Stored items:
-- -- --

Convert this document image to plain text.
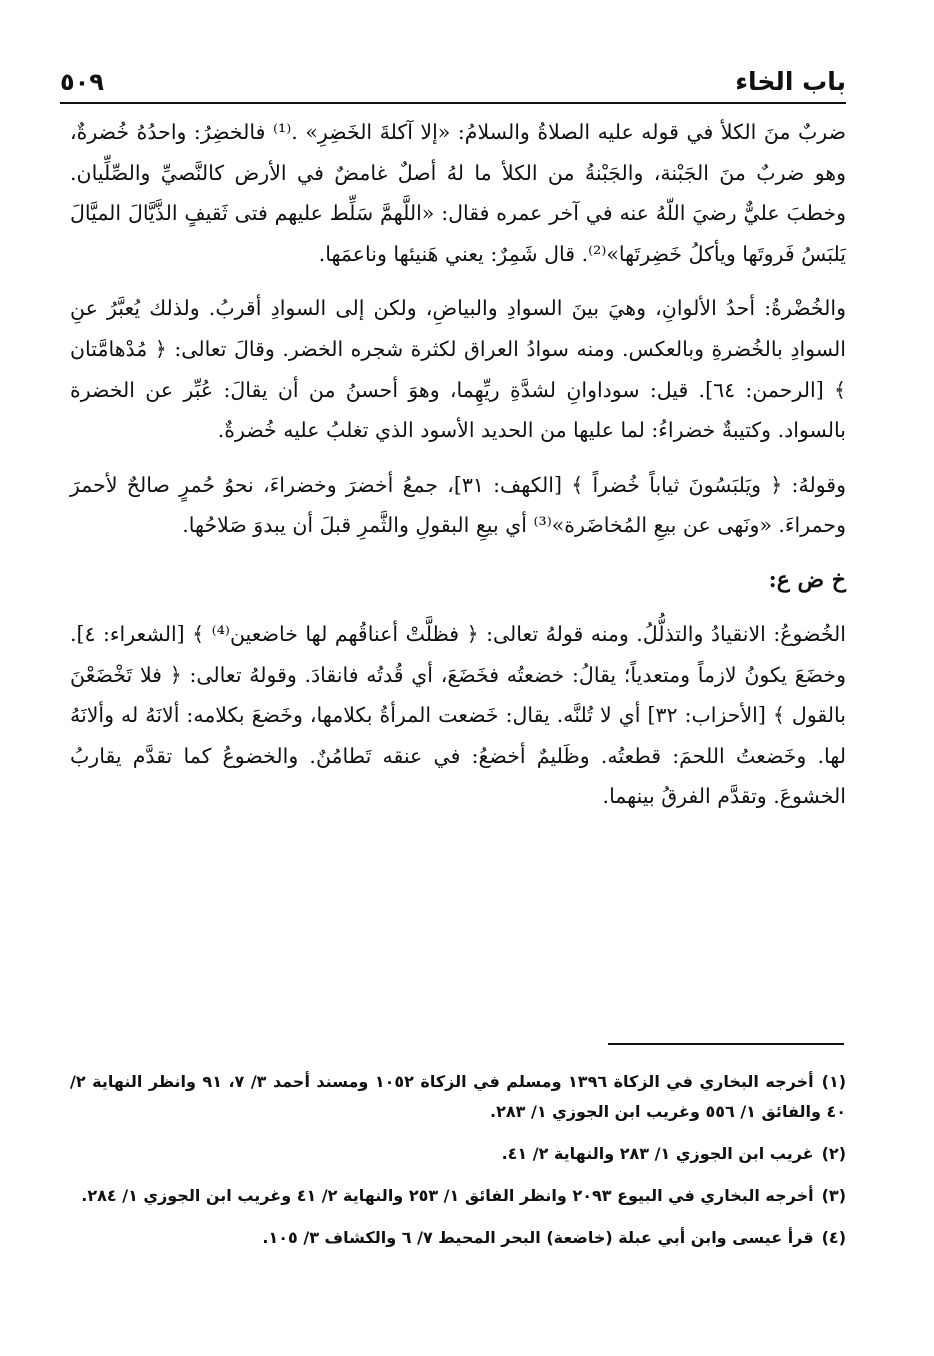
باب الخاء
٥٠٩

ضربٌ منَ الكلأ في قوله عليه الصلاةُ والسلامُ: «إلا آكلةَ الخَضِرِ» .⁽¹⁾ فالخضِرُ: واحدُهُ خُضرةٌ، وهو ضربٌ منَ الجَبْنة، والجَبْنةُ من الكلأ ما لهُ أصلٌ غامضٌ في الأرض كالنَّصيِّ والصِّلِّيان. وخطبَ عليٌّ رضيَ اللّهُ عنه في آخر عمره فقال: «اللَّهمَّ سَلِّط عليهم فتى ثَقيفٍ الذَّيَّالَ الميَّالَ يَلبَسُ فَروتَها ويأكلُ خَضِرتَها»⁽²⁾. قال شَمِرٌ: يعني هَنيئها وناعمَها.

والخُضْرةُ: أحدُ الألوانِ، وهيَ بينَ السوادِ والبياضِ، ولكن إلى السوادِ أقربُ. ولذلك يُعبَّرُ عنِ السوادِ بالخُضرةِ وبالعكس. ومنه سوادُ العراق لكثرة شجره الخضر. وقالَ تعالى: ﴿ مُدْهامَّتان ﴾ [الرحمن: ٦٤]. قيل: سوداوانِ لشدَّةِ ريِّهِما، وهوَ أحسنُ من أن يقالَ: عُبِّر عن الخضرة بالسواد. وكتيبةٌ خضراءُ: لما عليها من الحديد الأسود الذي تغلبُ عليه خُضرةٌ.

وقولهُ: ﴿ ويَلبَسُونَ ثياباً خُضراً ﴾ [الكهف: ٣١]، جمعُ أخضرَ وخضراءَ، نحوُ حُمرٍ صالحٌ لأحمرَ وحمراءَ. «ونَهى عن بيعِ المُخاضَرة»⁽³⁾ أي بيعِ البقولِ والثَّمرِ قبلَ أن يبدوَ صَلاحُها.

خ ض ع:

الخُضوعُ: الانقيادُ والتذلُّلُ. ومنه قولهُ تعالى: ﴿ فظلَّتْ أعناقُهم لها خاضعين⁽⁴⁾ ﴾ [الشعراء: ٤]. وخضَعَ يكونُ لازماً ومتعدياً؛ يقالُ: خضعتُه فخَضَعَ، أي قُدتُه فانقادَ. وقولهُ تعالى: ﴿ فلا تَخْضَعْنَ بالقول ﴾ [الأحزاب: ٣٢] أي لا تُلنَّه. يقال: خَضعت المرأةُ بكلامها، وخَضعَ بكلامه: ألانَهُ له وألانَهُ لها. وخَضعتُ اللحمَ: قطعتُه. وظَليمٌ أخضعُ: في عنقه تَطامُنٌ. والخضوعُ كما تقدَّم يقاربُ الخشوعَ. وتقدَّم الفرقُ بينهما.

(١)أخرجه البخاري في الزكاة ١٣٩٦ ومسلم في الزكاة ١٠٥٢ ومسند أحمد ٣/ ٧، ٩١ وانظر النهاية ٢/ ٤٠ والفائق ١/ ٥٥٦ وغريب ابن الجوزي ١/ ٢٨٣.

(٢)غريب ابن الجوزي ١/ ٢٨٣ والنهاية ٢/ ٤١.

(٣)أخرجه البخاري في البيوع ٢٠٩٣ وانظر الفائق ١/ ٢٥٣ والنهاية ٢/ ٤١ وغريب ابن الجوزي ١/ ٢٨٤.

(٤)قرأ عيسى وابن أبي عبلة (خاضعة) البحر المحيط ٧/ ٦ والكشاف ٣/ ١٠٥.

-- -- --

◆ WORK TO DO
Only lines with "الجوزي" are wanted here; list each of them.

◆ SOLVED EXERCISE
(١)أخرجه البخاري في الزكاة ١٣٩٦ ومسلم في الزكاة ١٠٥٢ ومسند أحمد ٣/ ٧، ٩١ وانظر النهاية ٢/ ٤٠ والفائق ١/ ٥٥٦ وغريب ابن الجوزي ١/ ٢٨٣.
(٢)غريب ابن الجوزي ١/ ٢٨٣ والنهاية ٢/ ٤١.
(٣)أخرجه البخاري في البيوع ٢٠٩٣ وانظر الفائق ١/ ٢٥٣ والنهاية ٢/ ٤١ وغريب ابن الجوزي ١/ ٢٨٤.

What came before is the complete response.